* Begin *

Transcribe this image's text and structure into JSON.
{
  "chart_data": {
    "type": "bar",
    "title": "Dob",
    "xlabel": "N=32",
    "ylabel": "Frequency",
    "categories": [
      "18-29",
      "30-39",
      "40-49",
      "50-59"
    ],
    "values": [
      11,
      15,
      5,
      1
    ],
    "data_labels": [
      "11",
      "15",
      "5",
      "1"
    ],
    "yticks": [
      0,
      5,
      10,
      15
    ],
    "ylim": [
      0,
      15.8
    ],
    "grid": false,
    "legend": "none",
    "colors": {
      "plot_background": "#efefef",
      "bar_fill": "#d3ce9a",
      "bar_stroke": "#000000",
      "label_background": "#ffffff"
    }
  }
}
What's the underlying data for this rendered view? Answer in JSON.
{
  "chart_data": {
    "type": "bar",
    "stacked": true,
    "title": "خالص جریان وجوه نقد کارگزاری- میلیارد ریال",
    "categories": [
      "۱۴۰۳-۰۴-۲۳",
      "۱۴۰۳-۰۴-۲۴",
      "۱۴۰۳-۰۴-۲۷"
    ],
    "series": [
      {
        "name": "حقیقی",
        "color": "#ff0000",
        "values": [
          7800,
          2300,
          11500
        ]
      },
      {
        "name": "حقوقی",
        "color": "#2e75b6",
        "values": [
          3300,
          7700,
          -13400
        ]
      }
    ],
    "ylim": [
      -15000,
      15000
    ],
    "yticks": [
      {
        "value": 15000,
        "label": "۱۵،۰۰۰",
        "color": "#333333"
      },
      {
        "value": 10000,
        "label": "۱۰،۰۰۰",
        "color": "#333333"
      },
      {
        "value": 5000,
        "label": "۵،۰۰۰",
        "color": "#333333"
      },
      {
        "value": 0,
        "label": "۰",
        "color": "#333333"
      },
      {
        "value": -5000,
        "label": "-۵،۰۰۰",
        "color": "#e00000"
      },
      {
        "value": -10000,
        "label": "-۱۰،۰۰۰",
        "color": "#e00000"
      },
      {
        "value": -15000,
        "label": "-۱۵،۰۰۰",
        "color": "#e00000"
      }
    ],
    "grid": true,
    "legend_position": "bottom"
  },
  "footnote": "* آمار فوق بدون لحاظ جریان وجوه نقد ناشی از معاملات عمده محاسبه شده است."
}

* End *

Work through the data and report how many of its lines hold the word "وجوه", giving only the figure.

2